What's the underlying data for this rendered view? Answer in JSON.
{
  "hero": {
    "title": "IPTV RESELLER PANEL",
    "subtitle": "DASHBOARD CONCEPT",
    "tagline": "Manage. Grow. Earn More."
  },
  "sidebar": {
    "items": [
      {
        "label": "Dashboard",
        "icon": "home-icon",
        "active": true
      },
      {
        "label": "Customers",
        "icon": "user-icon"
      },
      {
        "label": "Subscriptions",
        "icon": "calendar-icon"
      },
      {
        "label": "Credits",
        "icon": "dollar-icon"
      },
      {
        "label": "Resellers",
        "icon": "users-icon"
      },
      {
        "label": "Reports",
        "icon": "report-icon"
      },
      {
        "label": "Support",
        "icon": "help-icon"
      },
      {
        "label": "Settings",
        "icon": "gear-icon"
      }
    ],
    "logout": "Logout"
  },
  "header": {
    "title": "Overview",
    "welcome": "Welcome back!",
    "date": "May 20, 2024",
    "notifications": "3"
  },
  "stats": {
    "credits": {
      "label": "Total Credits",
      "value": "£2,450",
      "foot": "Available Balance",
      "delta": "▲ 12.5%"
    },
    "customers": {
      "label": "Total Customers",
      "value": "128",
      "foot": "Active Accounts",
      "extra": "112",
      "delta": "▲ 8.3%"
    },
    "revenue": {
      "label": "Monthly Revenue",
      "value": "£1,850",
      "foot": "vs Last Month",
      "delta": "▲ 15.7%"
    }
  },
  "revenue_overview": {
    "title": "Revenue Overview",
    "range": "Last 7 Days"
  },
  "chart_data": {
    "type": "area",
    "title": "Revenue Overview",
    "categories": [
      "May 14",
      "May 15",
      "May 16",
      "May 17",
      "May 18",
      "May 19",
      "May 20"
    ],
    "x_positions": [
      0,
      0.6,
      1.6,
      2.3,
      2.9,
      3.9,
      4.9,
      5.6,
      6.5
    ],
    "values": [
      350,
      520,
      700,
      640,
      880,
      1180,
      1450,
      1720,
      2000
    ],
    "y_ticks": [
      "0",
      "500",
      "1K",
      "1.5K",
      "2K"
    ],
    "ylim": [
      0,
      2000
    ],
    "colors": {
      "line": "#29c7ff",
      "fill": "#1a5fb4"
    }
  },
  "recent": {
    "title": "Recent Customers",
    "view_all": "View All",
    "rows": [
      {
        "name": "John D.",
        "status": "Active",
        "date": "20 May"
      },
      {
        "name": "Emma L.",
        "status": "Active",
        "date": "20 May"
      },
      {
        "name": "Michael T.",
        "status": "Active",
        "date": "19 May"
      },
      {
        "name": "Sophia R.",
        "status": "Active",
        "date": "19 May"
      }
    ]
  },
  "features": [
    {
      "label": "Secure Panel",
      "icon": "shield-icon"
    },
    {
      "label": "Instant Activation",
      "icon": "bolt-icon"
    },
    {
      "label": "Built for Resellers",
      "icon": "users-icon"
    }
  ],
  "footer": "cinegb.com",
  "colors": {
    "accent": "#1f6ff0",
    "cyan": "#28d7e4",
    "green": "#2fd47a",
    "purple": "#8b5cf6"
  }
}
* * * * *
= The task =
Look through the entries and find each line that has the string "name". Copy those lines.

= The response =
        "name": "John D.",
        "name": "Emma L.",
        "name": "Michael T.",
        "name": "Sophia R.",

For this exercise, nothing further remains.